GOAL OF THE EXERCISE |
Make an exact copy of the records, with the pictures left out.

ROWS |
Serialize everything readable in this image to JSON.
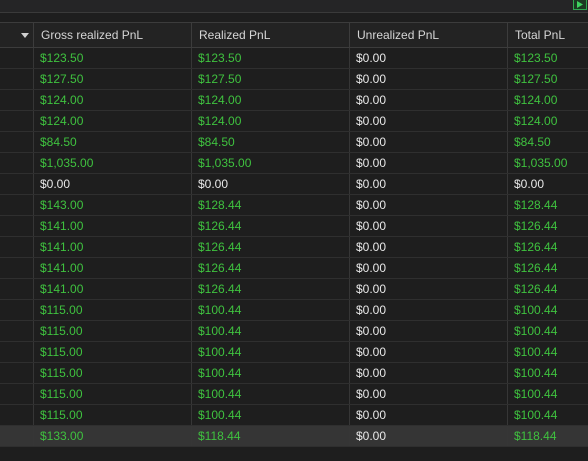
{
  "colors": {
    "positive": "#3fc23f",
    "neutral": "#e8e8e8",
    "background": "#1e1e1e",
    "selected_row": "#353535"
  },
  "icons": {
    "sort": "chevron-down-icon",
    "corner": "play-icon"
  },
  "table": {
    "columns": [
      "Gross realized PnL",
      "Realized PnL",
      "Unrealized PnL",
      "Total PnL"
    ],
    "rows": [
      [
        "$123.50",
        "$123.50",
        "$0.00",
        "$123.50"
      ],
      [
        "$127.50",
        "$127.50",
        "$0.00",
        "$127.50"
      ],
      [
        "$124.00",
        "$124.00",
        "$0.00",
        "$124.00"
      ],
      [
        "$124.00",
        "$124.00",
        "$0.00",
        "$124.00"
      ],
      [
        "$84.50",
        "$84.50",
        "$0.00",
        "$84.50"
      ],
      [
        "$1,035.00",
        "$1,035.00",
        "$0.00",
        "$1,035.00"
      ],
      [
        "$0.00",
        "$0.00",
        "$0.00",
        "$0.00"
      ],
      [
        "$143.00",
        "$128.44",
        "$0.00",
        "$128.44"
      ],
      [
        "$141.00",
        "$126.44",
        "$0.00",
        "$126.44"
      ],
      [
        "$141.00",
        "$126.44",
        "$0.00",
        "$126.44"
      ],
      [
        "$141.00",
        "$126.44",
        "$0.00",
        "$126.44"
      ],
      [
        "$141.00",
        "$126.44",
        "$0.00",
        "$126.44"
      ],
      [
        "$115.00",
        "$100.44",
        "$0.00",
        "$100.44"
      ],
      [
        "$115.00",
        "$100.44",
        "$0.00",
        "$100.44"
      ],
      [
        "$115.00",
        "$100.44",
        "$0.00",
        "$100.44"
      ],
      [
        "$115.00",
        "$100.44",
        "$0.00",
        "$100.44"
      ],
      [
        "$115.00",
        "$100.44",
        "$0.00",
        "$100.44"
      ],
      [
        "$115.00",
        "$100.44",
        "$0.00",
        "$100.44"
      ],
      [
        "$133.00",
        "$118.44",
        "$0.00",
        "$118.44"
      ]
    ],
    "selected_row": 18
  }
}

REPLY |
Serialize everything readable in this image to JSON.
{
  "colors": {
    "positive": "#3fc23f",
    "neutral": "#e8e8e8",
    "background": "#1e1e1e",
    "selected_row": "#353535"
  },
  "icons": {
    "sort": "chevron-down-icon",
    "corner": "play-icon"
  },
  "table": {
    "columns": [
      "Gross realized PnL",
      "Realized PnL",
      "Unrealized PnL",
      "Total PnL"
    ],
    "rows": [
      [
        "$123.50",
        "$123.50",
        "$0.00",
        "$123.50"
      ],
      [
        "$127.50",
        "$127.50",
        "$0.00",
        "$127.50"
      ],
      [
        "$124.00",
        "$124.00",
        "$0.00",
        "$124.00"
      ],
      [
        "$124.00",
        "$124.00",
        "$0.00",
        "$124.00"
      ],
      [
        "$84.50",
        "$84.50",
        "$0.00",
        "$84.50"
      ],
      [
        "$1,035.00",
        "$1,035.00",
        "$0.00",
        "$1,035.00"
      ],
      [
        "$0.00",
        "$0.00",
        "$0.00",
        "$0.00"
      ],
      [
        "$143.00",
        "$128.44",
        "$0.00",
        "$128.44"
      ],
      [
        "$141.00",
        "$126.44",
        "$0.00",
        "$126.44"
      ],
      [
        "$141.00",
        "$126.44",
        "$0.00",
        "$126.44"
      ],
      [
        "$141.00",
        "$126.44",
        "$0.00",
        "$126.44"
      ],
      [
        "$141.00",
        "$126.44",
        "$0.00",
        "$126.44"
      ],
      [
        "$115.00",
        "$100.44",
        "$0.00",
        "$100.44"
      ],
      [
        "$115.00",
        "$100.44",
        "$0.00",
        "$100.44"
      ],
      [
        "$115.00",
        "$100.44",
        "$0.00",
        "$100.44"
      ],
      [
        "$115.00",
        "$100.44",
        "$0.00",
        "$100.44"
      ],
      [
        "$115.00",
        "$100.44",
        "$0.00",
        "$100.44"
      ],
      [
        "$115.00",
        "$100.44",
        "$0.00",
        "$100.44"
      ],
      [
        "$133.00",
        "$118.44",
        "$0.00",
        "$118.44"
      ]
    ],
    "selected_row": 18
  }
}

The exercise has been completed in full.